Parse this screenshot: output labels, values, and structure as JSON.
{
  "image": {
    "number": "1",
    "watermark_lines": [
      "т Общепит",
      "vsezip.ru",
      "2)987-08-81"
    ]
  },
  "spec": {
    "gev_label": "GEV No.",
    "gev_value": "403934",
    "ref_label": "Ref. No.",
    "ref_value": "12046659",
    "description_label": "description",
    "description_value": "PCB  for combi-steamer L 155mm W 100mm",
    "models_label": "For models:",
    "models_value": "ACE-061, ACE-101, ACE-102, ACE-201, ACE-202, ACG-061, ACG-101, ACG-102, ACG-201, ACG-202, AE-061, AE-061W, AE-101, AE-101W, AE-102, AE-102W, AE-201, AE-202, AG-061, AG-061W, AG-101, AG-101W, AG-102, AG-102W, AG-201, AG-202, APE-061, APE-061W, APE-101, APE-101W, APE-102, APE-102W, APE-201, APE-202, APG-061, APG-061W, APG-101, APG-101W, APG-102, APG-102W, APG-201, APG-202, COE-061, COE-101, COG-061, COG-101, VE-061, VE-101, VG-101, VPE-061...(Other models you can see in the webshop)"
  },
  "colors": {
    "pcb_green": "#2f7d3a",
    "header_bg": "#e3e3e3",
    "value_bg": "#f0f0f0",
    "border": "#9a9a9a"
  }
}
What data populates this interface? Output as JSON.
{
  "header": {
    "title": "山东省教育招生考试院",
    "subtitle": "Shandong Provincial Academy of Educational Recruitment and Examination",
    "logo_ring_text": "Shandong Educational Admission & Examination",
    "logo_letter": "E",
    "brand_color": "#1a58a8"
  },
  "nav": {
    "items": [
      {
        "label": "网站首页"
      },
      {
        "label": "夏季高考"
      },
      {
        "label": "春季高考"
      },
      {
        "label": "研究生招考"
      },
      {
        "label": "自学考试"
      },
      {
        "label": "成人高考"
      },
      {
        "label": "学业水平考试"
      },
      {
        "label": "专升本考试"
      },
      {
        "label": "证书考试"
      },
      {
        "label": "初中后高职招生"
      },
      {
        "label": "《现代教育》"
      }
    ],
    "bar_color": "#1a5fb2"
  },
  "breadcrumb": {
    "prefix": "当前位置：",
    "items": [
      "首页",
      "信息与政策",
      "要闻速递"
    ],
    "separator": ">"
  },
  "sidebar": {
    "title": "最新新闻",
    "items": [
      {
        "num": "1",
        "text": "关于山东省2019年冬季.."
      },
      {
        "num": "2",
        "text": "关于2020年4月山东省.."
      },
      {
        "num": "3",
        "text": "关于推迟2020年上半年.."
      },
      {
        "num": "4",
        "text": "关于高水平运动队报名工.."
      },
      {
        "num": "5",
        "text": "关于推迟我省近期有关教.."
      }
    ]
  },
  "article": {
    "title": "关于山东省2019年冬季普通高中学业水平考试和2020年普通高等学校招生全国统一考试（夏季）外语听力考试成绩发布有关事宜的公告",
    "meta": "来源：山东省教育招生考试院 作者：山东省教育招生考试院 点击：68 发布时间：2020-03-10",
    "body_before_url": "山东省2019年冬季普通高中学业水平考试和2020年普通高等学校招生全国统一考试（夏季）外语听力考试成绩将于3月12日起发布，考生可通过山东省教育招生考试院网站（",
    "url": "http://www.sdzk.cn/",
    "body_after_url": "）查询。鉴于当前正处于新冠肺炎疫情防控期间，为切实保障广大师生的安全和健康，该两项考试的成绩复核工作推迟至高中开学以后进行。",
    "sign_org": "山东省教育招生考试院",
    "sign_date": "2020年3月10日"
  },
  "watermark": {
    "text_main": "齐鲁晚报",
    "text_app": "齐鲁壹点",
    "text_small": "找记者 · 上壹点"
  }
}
---------------
> WORK INSTRUCTIONS
Type out the full listing again, exactly as given.

> SOLUTION TO THIS PROBLEM
Parse this screenshot: output labels, values, and structure as JSON.
{
  "image": {
    "number": "1",
    "watermark_lines": [
      "т Общепит",
      "vsezip.ru",
      "2)987-08-81"
    ]
  },
  "spec": {
    "gev_label": "GEV No.",
    "gev_value": "403934",
    "ref_label": "Ref. No.",
    "ref_value": "12046659",
    "description_label": "description",
    "description_value": "PCB  for combi-steamer L 155mm W 100mm",
    "models_label": "For models:",
    "models_value": "ACE-061, ACE-101, ACE-102, ACE-201, ACE-202, ACG-061, ACG-101, ACG-102, ACG-201, ACG-202, AE-061, AE-061W, AE-101, AE-101W, AE-102, AE-102W, AE-201, AE-202, AG-061, AG-061W, AG-101, AG-101W, AG-102, AG-102W, AG-201, AG-202, APE-061, APE-061W, APE-101, APE-101W, APE-102, APE-102W, APE-201, APE-202, APG-061, APG-061W, APG-101, APG-101W, APG-102, APG-102W, APG-201, APG-202, COE-061, COE-101, COG-061, COG-101, VE-061, VE-101, VG-101, VPE-061...(Other models you can see in the webshop)"
  },
  "colors": {
    "pcb_green": "#2f7d3a",
    "header_bg": "#e3e3e3",
    "value_bg": "#f0f0f0",
    "border": "#9a9a9a"
  }
}
What data populates this interface? Output as JSON.
{
  "header": {
    "title": "山东省教育招生考试院",
    "subtitle": "Shandong Provincial Academy of Educational Recruitment and Examination",
    "logo_ring_text": "Shandong Educational Admission & Examination",
    "logo_letter": "E",
    "brand_color": "#1a58a8"
  },
  "nav": {
    "items": [
      {
        "label": "网站首页"
      },
      {
        "label": "夏季高考"
      },
      {
        "label": "春季高考"
      },
      {
        "label": "研究生招考"
      },
      {
        "label": "自学考试"
      },
      {
        "label": "成人高考"
      },
      {
        "label": "学业水平考试"
      },
      {
        "label": "专升本考试"
      },
      {
        "label": "证书考试"
      },
      {
        "label": "初中后高职招生"
      },
      {
        "label": "《现代教育》"
      }
    ],
    "bar_color": "#1a5fb2"
  },
  "breadcrumb": {
    "prefix": "当前位置：",
    "items": [
      "首页",
      "信息与政策",
      "要闻速递"
    ],
    "separator": ">"
  },
  "sidebar": {
    "title": "最新新闻",
    "items": [
      {
        "num": "1",
        "text": "关于山东省2019年冬季.."
      },
      {
        "num": "2",
        "text": "关于2020年4月山东省.."
      },
      {
        "num": "3",
        "text": "关于推迟2020年上半年.."
      },
      {
        "num": "4",
        "text": "关于高水平运动队报名工.."
      },
      {
        "num": "5",
        "text": "关于推迟我省近期有关教.."
      }
    ]
  },
  "article": {
    "title": "关于山东省2019年冬季普通高中学业水平考试和2020年普通高等学校招生全国统一考试（夏季）外语听力考试成绩发布有关事宜的公告",
    "meta": "来源：山东省教育招生考试院 作者：山东省教育招生考试院 点击：68 发布时间：2020-03-10",
    "body_before_url": "山东省2019年冬季普通高中学业水平考试和2020年普通高等学校招生全国统一考试（夏季）外语听力考试成绩将于3月12日起发布，考生可通过山东省教育招生考试院网站（",
    "url": "http://www.sdzk.cn/",
    "body_after_url": "）查询。鉴于当前正处于新冠肺炎疫情防控期间，为切实保障广大师生的安全和健康，该两项考试的成绩复核工作推迟至高中开学以后进行。",
    "sign_org": "山东省教育招生考试院",
    "sign_date": "2020年3月10日"
  },
  "watermark": {
    "text_main": "齐鲁晚报",
    "text_app": "齐鲁壹点",
    "text_small": "找记者 · 上壹点"
  }
}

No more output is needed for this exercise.